Set task:
Leave the pictures out and transcribe every record exactly.

Entries shown:

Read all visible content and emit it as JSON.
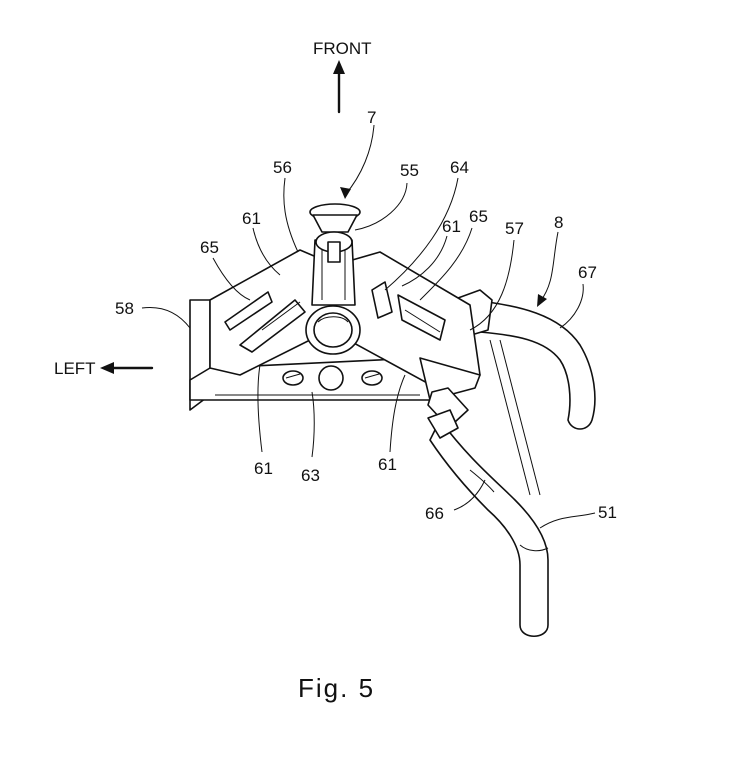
{
  "figure": {
    "caption": "Fig. 5",
    "directions": {
      "front": "FRONT",
      "left": "LEFT"
    },
    "reference_numerals": {
      "r7": "7",
      "r56": "56",
      "r55": "55",
      "r64": "64",
      "r61_top_left": "61",
      "r61_top_right": "61",
      "r65_left": "65",
      "r65_right": "65",
      "r57": "57",
      "r8": "8",
      "r67": "67",
      "r58": "58",
      "r61_bottom_left": "61",
      "r63": "63",
      "r61_bottom_right": "61",
      "r66": "66",
      "r51": "51"
    }
  }
}
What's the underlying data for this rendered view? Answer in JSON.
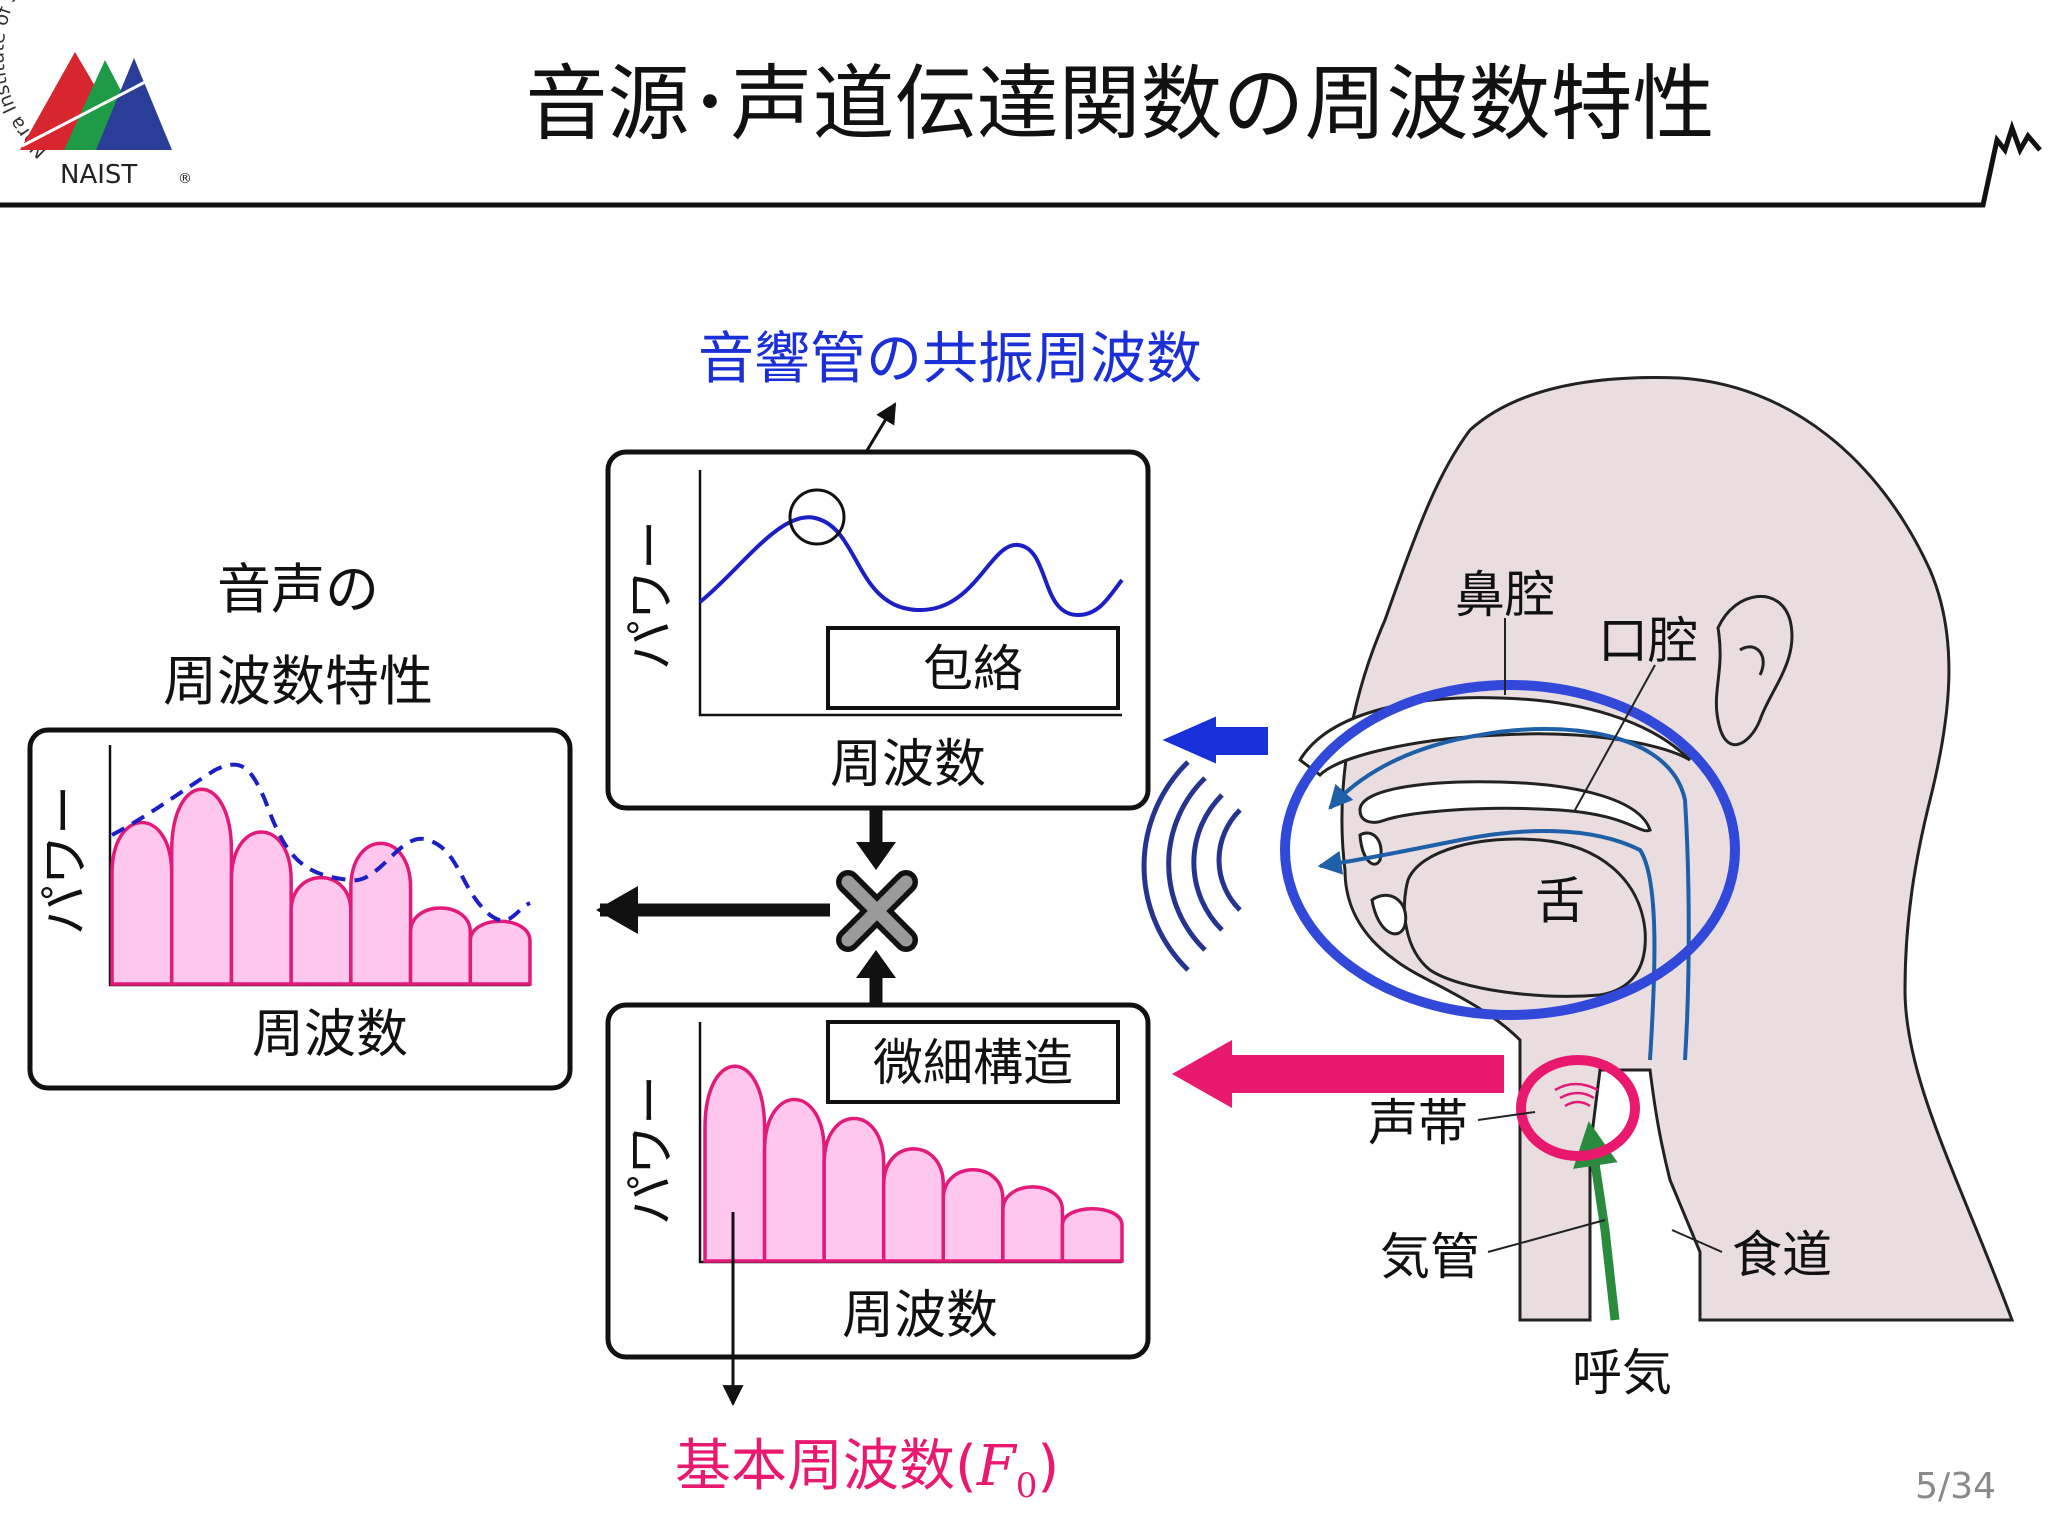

Complete output:
Read all visible content and emit it as JSON.
{
  "figure": {
    "caption": "Fig. 5",
    "directions": {
      "front": "FRONT",
      "left": "LEFT"
    },
    "reference_numerals": {
      "r7": "7",
      "r56": "56",
      "r55": "55",
      "r64": "64",
      "r61_top_left": "61",
      "r61_top_right": "61",
      "r65_left": "65",
      "r65_right": "65",
      "r57": "57",
      "r8": "8",
      "r67": "67",
      "r58": "58",
      "r61_bottom_left": "61",
      "r63": "63",
      "r61_bottom_right": "61",
      "r66": "66",
      "r51": "51"
    }
  }
}
What's the underlying data for this rendered view? Answer in JSON.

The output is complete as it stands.